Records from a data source
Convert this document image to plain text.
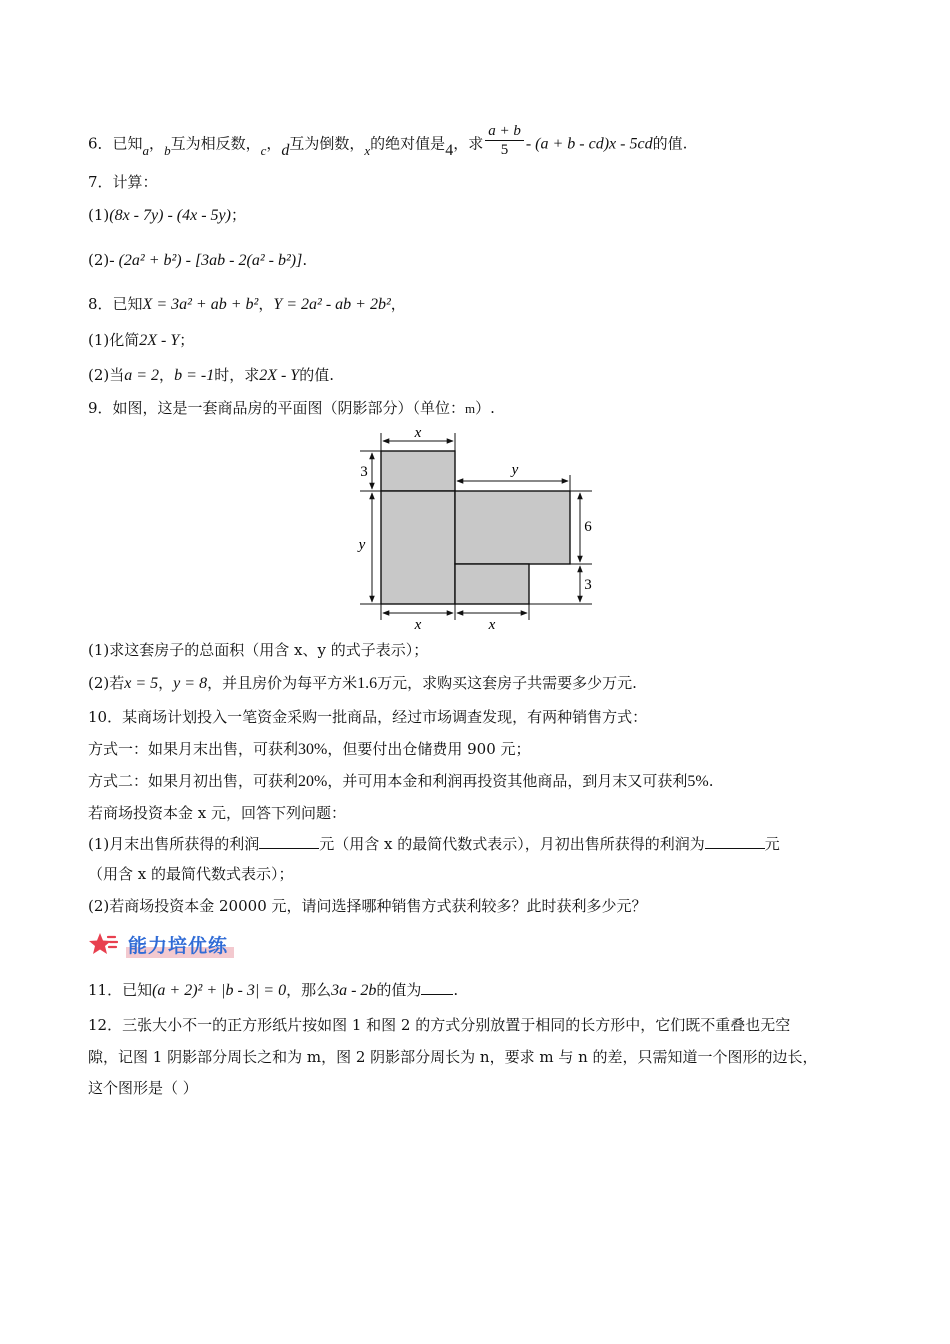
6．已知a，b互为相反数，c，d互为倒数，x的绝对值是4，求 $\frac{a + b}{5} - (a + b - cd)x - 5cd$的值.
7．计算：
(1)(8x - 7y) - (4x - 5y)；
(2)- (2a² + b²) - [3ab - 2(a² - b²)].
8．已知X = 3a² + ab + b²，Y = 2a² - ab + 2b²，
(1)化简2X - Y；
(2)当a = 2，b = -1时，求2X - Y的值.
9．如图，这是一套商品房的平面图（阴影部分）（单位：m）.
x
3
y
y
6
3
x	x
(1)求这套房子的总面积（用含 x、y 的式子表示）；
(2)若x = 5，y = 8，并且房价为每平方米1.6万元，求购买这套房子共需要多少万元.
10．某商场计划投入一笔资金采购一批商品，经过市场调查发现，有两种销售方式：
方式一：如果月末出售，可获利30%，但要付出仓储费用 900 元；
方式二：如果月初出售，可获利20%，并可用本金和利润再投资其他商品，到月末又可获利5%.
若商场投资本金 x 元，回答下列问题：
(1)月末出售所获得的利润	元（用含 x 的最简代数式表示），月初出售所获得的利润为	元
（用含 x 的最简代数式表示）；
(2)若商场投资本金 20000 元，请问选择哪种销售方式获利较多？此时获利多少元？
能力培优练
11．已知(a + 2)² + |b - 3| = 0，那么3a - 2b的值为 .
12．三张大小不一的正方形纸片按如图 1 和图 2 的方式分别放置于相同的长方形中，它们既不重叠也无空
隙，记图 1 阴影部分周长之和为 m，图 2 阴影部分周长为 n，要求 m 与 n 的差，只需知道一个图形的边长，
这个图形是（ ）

...

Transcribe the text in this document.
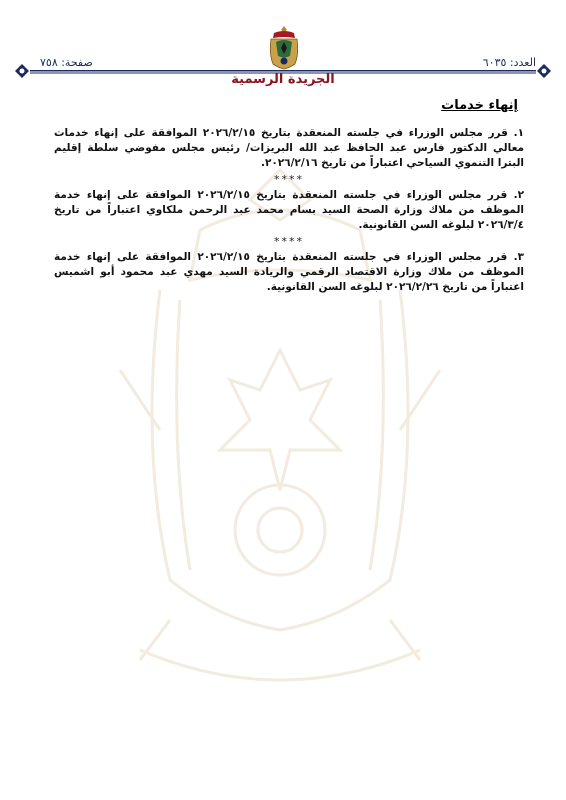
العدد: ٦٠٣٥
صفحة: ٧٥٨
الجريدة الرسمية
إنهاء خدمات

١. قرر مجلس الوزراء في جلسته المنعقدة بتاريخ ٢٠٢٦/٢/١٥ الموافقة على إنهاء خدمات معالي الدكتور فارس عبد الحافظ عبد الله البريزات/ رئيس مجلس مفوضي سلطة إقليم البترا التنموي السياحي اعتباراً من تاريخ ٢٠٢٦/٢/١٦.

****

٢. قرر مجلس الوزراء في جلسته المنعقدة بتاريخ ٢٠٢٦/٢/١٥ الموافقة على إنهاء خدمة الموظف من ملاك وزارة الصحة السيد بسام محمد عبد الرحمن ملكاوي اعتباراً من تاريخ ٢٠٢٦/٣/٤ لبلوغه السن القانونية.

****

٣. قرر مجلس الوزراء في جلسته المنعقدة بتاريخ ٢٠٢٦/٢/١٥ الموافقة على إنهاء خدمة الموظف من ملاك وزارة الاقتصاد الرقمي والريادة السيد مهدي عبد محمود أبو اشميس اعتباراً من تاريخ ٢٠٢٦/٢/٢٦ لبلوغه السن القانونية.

* * *

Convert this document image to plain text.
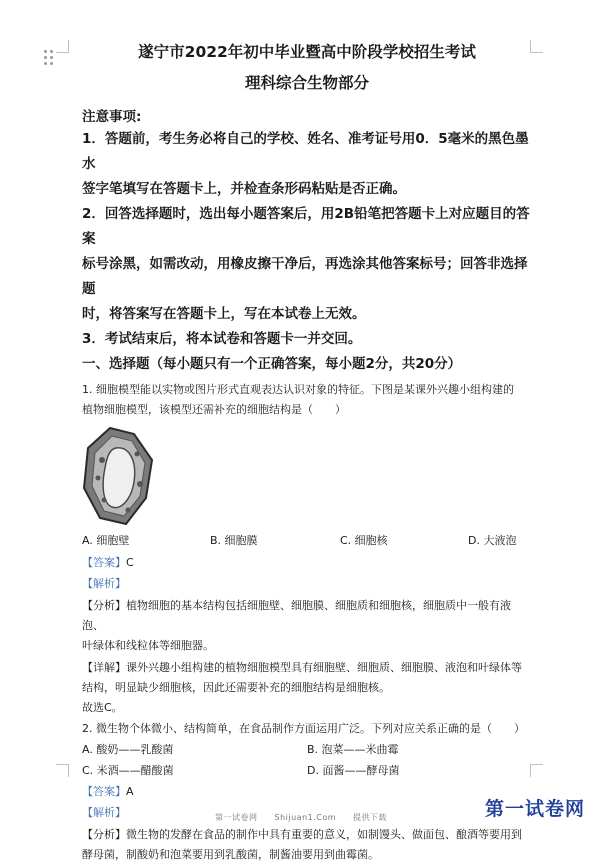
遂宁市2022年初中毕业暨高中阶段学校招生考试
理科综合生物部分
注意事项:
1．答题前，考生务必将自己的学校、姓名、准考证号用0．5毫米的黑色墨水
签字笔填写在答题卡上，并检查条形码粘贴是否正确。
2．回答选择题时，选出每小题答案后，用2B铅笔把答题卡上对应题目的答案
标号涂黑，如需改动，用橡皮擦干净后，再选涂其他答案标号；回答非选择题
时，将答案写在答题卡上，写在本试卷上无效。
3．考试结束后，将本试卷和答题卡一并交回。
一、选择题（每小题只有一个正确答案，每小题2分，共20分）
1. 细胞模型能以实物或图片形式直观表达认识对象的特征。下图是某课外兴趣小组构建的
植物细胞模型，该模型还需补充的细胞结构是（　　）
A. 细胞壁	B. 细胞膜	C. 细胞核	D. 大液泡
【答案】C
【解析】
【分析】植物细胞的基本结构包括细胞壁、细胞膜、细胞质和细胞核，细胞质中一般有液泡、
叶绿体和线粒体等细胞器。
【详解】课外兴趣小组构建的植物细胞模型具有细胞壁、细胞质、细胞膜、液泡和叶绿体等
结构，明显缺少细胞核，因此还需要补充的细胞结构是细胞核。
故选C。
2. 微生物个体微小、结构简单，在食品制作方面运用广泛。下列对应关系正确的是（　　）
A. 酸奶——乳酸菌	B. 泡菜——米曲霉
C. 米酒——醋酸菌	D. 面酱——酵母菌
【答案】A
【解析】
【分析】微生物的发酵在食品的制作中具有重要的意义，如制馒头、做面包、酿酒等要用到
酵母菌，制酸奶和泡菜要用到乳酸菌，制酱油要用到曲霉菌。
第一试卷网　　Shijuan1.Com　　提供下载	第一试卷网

WHAT NEEDS TO BE DONE:
Identify and list each line with the word "的最简代数式表示".

TASK RESPONSE:
(1)月末出售所获得的利润	元（用含 x 的最简代数式表示），月初出售所获得的利润为	元
（用含 x 的最简代数式表示）；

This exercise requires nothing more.